PROBLEM DESCRIPTION: Collect every line of the records below that contains the word "souvent".

ENTRIES SUPPLIED:
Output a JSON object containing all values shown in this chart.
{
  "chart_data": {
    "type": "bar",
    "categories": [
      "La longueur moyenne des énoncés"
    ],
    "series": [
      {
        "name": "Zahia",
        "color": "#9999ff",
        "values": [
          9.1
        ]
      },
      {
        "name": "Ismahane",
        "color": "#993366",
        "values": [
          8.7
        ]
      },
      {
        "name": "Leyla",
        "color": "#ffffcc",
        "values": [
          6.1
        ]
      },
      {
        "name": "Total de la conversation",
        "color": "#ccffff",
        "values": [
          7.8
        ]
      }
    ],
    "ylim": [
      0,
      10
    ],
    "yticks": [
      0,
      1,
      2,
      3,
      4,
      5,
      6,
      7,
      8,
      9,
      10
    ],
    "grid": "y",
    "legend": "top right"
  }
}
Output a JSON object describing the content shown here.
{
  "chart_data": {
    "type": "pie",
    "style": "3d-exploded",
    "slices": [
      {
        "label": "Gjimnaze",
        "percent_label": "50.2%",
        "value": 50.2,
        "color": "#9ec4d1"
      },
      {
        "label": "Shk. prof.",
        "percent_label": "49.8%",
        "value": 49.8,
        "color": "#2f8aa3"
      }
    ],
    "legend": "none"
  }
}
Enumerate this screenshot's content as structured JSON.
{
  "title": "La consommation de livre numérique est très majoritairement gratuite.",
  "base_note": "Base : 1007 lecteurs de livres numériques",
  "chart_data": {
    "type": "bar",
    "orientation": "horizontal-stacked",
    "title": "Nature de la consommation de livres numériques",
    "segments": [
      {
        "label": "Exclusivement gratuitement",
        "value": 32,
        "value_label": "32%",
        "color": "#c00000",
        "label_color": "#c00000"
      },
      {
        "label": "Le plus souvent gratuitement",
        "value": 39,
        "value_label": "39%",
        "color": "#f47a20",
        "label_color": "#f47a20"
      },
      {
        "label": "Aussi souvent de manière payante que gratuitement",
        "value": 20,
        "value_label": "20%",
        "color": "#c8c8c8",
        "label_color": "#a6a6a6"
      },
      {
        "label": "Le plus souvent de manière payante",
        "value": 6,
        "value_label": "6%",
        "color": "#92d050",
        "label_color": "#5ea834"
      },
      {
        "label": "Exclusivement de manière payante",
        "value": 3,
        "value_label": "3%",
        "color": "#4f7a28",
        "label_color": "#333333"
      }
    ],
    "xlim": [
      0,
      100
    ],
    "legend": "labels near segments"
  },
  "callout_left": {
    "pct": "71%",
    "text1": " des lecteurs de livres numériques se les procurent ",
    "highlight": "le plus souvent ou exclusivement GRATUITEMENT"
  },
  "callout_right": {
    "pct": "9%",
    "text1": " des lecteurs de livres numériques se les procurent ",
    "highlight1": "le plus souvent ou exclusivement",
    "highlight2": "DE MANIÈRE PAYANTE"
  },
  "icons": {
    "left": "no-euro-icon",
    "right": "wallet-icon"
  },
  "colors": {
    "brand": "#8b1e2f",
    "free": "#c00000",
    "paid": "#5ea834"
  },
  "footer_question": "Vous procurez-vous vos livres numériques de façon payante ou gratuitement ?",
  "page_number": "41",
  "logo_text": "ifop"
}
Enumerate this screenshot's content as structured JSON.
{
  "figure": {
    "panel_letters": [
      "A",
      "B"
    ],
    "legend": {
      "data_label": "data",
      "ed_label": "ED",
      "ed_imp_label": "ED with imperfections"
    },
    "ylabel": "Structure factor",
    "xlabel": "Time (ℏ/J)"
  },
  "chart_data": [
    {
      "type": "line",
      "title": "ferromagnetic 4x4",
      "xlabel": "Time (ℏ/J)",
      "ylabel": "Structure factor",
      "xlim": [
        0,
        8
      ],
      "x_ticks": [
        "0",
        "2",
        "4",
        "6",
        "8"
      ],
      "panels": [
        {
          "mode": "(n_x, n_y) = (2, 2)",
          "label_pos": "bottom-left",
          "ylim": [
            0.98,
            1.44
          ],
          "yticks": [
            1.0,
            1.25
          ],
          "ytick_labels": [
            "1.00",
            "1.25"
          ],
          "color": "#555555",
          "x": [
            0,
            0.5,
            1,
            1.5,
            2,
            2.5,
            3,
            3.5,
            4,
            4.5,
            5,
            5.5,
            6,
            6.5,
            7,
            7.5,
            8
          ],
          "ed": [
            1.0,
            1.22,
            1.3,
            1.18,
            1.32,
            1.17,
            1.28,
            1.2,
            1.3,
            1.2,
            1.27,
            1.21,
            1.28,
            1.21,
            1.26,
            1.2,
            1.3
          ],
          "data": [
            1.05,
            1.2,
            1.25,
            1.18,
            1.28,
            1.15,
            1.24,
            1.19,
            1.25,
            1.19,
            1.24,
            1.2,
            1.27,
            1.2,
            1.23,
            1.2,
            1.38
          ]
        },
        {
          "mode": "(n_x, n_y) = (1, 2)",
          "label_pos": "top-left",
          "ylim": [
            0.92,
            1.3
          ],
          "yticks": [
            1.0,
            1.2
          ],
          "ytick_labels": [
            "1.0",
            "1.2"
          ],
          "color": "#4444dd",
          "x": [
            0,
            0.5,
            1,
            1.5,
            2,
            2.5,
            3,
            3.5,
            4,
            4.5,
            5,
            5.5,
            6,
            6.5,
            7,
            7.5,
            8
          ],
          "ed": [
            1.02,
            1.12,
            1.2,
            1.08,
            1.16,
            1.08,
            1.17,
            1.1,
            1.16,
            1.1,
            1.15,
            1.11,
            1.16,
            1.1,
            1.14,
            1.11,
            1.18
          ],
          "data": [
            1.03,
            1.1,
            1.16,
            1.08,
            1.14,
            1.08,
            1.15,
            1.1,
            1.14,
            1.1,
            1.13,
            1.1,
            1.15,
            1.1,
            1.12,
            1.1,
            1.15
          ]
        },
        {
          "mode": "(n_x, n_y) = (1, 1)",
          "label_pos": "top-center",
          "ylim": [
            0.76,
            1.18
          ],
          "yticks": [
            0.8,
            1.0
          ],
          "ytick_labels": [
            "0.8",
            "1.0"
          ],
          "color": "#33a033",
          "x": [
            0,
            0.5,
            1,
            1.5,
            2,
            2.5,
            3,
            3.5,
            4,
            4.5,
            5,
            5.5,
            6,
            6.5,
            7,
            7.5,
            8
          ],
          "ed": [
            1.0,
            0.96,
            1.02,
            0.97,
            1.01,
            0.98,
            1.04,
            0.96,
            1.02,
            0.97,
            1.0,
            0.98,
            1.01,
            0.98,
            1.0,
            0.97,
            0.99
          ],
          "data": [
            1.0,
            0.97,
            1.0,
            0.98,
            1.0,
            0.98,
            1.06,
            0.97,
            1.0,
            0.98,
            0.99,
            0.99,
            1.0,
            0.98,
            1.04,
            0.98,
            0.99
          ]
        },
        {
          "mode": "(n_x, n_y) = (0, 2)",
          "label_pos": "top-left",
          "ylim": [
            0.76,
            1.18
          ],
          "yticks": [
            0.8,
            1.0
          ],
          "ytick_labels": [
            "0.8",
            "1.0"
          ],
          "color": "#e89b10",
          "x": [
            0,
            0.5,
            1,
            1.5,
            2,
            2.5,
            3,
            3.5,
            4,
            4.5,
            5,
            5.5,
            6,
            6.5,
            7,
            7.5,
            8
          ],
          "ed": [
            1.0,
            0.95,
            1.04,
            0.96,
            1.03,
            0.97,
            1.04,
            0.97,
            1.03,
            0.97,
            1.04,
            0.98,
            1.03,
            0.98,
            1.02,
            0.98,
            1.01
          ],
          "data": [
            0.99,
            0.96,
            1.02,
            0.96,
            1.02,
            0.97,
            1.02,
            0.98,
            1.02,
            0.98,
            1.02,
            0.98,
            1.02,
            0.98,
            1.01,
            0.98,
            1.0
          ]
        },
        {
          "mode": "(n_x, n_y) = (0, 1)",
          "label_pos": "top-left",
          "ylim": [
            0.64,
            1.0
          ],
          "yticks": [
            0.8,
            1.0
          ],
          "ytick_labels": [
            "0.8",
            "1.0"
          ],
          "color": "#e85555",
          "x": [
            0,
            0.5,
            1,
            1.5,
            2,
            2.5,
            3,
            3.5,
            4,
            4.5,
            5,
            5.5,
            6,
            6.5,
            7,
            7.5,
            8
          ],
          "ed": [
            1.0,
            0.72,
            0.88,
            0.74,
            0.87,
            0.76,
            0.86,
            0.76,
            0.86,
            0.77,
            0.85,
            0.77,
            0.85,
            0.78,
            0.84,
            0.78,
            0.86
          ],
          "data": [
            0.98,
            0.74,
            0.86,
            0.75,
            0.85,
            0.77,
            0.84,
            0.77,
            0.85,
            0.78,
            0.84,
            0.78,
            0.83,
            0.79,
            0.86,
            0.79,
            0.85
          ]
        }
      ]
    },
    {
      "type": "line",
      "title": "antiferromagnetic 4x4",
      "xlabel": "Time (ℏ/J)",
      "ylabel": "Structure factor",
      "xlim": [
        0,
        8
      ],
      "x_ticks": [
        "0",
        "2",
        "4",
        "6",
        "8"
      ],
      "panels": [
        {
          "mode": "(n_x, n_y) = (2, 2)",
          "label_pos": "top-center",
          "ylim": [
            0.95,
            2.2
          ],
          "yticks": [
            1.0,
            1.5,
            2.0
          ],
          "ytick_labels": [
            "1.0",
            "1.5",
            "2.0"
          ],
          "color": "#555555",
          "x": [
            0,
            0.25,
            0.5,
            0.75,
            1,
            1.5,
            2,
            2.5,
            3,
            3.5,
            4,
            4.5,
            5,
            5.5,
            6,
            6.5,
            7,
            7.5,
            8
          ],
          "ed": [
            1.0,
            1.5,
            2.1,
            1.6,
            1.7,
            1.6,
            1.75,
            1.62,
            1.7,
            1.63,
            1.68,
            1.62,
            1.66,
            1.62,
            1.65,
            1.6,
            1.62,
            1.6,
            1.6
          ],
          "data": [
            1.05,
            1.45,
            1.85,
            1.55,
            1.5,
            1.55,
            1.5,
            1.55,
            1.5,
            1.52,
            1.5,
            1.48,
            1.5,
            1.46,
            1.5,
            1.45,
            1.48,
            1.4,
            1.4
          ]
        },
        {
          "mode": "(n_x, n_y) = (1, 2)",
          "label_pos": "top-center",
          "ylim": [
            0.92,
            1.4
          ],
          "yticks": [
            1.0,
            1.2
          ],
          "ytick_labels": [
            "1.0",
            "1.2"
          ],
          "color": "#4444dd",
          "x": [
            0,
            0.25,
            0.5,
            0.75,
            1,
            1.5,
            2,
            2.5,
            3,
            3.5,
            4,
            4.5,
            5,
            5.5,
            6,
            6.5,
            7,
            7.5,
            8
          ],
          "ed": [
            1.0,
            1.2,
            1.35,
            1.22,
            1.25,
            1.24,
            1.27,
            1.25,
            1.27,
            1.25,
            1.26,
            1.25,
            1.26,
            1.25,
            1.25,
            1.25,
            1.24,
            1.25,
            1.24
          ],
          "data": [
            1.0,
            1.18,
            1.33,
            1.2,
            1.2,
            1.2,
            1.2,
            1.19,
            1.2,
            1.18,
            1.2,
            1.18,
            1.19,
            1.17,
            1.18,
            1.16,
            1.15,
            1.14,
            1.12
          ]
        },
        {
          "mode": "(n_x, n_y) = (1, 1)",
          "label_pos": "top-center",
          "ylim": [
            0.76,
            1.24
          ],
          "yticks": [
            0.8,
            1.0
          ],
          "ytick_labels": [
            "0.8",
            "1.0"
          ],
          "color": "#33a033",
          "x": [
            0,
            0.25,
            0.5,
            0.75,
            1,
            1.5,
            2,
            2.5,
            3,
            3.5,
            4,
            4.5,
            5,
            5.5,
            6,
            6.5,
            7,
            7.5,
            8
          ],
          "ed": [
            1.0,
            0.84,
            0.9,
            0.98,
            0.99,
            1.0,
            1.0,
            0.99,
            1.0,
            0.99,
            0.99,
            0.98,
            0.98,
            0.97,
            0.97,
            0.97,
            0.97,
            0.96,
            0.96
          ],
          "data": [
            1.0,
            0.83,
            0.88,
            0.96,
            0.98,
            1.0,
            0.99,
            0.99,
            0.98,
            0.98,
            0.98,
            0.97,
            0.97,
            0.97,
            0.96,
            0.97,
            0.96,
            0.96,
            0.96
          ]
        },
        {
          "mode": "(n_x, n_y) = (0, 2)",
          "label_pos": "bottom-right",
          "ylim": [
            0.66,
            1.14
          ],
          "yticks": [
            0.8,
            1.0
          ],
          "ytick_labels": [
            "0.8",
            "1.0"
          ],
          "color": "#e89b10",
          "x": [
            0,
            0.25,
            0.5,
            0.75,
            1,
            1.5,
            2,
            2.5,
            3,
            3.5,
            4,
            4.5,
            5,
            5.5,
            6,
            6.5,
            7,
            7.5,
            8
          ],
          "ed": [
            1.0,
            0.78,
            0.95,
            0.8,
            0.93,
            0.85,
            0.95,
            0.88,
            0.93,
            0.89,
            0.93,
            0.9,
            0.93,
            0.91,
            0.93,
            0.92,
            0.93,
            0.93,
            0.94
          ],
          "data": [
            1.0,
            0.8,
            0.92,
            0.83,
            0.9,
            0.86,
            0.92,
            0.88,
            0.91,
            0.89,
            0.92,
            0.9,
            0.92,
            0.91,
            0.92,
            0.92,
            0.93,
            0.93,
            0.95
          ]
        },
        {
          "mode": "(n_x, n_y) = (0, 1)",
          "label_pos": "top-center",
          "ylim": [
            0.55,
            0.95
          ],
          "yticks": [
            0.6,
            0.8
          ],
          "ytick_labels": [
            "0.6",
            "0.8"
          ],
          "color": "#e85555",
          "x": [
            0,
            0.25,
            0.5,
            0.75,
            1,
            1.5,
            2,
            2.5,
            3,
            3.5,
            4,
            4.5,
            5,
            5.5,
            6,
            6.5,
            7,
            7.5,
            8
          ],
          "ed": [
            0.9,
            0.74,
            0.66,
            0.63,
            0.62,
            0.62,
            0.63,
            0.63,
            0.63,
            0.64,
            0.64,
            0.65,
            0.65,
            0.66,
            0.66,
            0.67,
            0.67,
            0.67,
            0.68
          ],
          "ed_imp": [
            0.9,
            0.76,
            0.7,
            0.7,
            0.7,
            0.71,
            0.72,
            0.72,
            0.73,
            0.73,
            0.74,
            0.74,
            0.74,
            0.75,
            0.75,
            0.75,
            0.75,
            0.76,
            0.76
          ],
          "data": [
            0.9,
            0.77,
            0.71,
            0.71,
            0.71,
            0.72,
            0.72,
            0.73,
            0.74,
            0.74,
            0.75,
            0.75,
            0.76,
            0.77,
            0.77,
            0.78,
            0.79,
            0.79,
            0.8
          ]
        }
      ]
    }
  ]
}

RESPONSE:
        "label": "Le plus souvent gratuitement",
        "label": "Aussi souvent de manière payante que gratuitement",
        "label": "Le plus souvent de manière payante",
    "highlight": "le plus souvent ou exclusivement GRATUITEMENT"
    "highlight1": "le plus souvent ou exclusivement",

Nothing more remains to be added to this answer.